The problem – Return all lines where the word "object" can be found.

Recorded information –
────────────────────────────────────────
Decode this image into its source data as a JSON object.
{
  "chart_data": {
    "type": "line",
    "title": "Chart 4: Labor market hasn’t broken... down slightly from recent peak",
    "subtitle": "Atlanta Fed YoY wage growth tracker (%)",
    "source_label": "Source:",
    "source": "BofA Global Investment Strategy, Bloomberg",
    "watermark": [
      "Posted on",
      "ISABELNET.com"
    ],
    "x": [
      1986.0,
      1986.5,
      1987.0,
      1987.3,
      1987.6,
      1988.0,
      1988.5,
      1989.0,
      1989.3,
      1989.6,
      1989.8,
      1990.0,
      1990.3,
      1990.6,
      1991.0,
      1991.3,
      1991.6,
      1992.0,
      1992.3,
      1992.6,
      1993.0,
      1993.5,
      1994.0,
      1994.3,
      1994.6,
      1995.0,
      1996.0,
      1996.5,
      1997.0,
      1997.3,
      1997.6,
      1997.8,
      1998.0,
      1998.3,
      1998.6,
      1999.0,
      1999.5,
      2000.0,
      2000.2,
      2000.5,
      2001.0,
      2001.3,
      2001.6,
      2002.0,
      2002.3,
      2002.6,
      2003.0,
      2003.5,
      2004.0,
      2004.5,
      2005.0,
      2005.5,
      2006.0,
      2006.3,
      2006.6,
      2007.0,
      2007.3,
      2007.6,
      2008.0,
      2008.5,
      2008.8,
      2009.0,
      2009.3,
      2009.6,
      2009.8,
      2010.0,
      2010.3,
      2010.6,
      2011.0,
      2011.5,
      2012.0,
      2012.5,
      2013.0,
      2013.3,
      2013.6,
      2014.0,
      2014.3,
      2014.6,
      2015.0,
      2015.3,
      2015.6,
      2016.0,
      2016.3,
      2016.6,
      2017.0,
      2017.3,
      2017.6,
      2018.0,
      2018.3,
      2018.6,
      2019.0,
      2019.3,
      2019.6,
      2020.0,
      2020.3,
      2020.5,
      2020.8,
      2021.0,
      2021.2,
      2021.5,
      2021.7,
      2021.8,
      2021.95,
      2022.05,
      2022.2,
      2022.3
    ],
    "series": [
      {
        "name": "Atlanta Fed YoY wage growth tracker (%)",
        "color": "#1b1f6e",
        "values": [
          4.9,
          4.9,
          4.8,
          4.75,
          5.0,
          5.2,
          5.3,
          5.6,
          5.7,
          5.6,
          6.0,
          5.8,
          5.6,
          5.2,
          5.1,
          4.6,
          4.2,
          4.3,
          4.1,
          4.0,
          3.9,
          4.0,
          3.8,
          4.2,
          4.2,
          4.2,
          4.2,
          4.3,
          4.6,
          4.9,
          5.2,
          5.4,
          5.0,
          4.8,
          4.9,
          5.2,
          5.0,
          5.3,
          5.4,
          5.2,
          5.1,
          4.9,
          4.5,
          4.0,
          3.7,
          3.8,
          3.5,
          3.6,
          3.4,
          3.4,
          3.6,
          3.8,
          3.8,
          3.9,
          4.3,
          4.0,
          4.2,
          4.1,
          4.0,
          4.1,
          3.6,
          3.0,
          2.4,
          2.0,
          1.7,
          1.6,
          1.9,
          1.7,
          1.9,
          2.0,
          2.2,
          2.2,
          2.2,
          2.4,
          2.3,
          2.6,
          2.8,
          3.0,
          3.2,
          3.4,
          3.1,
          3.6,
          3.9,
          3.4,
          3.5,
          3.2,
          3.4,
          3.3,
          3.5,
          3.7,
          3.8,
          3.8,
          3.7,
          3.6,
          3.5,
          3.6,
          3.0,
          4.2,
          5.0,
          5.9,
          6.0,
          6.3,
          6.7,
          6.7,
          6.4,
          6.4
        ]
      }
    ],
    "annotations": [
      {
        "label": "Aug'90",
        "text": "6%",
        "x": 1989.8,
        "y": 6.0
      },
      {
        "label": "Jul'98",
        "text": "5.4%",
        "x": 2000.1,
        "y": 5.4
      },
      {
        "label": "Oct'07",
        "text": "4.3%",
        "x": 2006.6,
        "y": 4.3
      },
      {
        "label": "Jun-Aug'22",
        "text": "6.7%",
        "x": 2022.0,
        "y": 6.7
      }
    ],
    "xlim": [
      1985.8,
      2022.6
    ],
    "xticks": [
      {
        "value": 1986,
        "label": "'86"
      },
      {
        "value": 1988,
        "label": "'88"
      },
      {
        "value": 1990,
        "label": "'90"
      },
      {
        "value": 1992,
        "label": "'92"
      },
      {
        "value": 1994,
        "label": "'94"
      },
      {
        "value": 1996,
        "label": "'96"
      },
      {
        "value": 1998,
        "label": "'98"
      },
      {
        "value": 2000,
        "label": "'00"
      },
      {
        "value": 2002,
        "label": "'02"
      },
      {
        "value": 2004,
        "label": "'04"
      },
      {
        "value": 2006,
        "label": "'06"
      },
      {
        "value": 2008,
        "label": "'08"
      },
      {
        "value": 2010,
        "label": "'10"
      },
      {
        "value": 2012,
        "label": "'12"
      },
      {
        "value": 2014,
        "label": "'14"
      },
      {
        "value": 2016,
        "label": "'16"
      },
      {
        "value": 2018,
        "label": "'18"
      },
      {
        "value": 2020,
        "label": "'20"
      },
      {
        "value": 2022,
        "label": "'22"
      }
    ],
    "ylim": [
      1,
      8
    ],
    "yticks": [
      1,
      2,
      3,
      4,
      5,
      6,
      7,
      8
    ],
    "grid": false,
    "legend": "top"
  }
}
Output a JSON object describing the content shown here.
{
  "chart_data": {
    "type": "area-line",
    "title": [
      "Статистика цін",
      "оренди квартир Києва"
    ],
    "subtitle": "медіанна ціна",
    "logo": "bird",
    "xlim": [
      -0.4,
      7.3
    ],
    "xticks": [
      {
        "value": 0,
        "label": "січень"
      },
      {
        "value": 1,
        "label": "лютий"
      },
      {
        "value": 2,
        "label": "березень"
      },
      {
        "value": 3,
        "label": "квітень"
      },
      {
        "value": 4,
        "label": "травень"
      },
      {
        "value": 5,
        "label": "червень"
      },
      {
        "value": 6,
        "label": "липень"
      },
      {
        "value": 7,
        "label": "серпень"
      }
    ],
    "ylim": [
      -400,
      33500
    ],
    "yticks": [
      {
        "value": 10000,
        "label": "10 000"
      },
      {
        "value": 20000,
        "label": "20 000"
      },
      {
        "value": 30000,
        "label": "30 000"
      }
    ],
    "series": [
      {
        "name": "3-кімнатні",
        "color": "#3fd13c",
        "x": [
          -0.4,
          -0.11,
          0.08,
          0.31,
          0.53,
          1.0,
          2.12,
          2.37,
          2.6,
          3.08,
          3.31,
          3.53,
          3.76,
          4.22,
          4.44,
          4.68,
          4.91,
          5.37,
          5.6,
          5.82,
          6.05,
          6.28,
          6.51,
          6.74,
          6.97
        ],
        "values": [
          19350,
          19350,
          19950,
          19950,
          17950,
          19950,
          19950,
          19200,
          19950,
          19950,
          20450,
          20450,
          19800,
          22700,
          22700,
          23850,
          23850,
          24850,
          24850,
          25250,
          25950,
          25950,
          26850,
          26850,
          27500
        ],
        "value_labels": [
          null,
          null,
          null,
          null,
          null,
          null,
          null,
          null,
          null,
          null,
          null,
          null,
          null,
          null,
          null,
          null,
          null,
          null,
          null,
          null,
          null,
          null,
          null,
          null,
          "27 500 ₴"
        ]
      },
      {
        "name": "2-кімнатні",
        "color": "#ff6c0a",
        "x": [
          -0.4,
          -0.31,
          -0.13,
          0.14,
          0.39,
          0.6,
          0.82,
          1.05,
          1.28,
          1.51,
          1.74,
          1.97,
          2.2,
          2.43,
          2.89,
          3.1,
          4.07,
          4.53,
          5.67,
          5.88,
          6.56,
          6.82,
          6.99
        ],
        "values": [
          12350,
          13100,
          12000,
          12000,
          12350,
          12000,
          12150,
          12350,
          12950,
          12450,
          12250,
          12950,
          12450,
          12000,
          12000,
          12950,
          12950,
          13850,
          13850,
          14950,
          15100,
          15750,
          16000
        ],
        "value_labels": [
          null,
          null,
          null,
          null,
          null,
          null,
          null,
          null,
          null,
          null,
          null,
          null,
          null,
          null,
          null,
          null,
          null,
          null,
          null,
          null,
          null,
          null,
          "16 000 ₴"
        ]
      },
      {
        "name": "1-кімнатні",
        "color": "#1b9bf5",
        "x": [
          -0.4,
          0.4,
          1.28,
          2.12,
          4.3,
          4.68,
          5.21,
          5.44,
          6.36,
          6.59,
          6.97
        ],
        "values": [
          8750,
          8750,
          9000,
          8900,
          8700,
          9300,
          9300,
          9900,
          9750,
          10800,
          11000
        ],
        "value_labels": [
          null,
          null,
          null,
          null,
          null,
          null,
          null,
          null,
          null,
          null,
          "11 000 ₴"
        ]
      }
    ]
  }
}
────────────────────────────────────────
Task solution –
Decode this image into its source data as a JSON object.
Output a JSON object describing the content shown here.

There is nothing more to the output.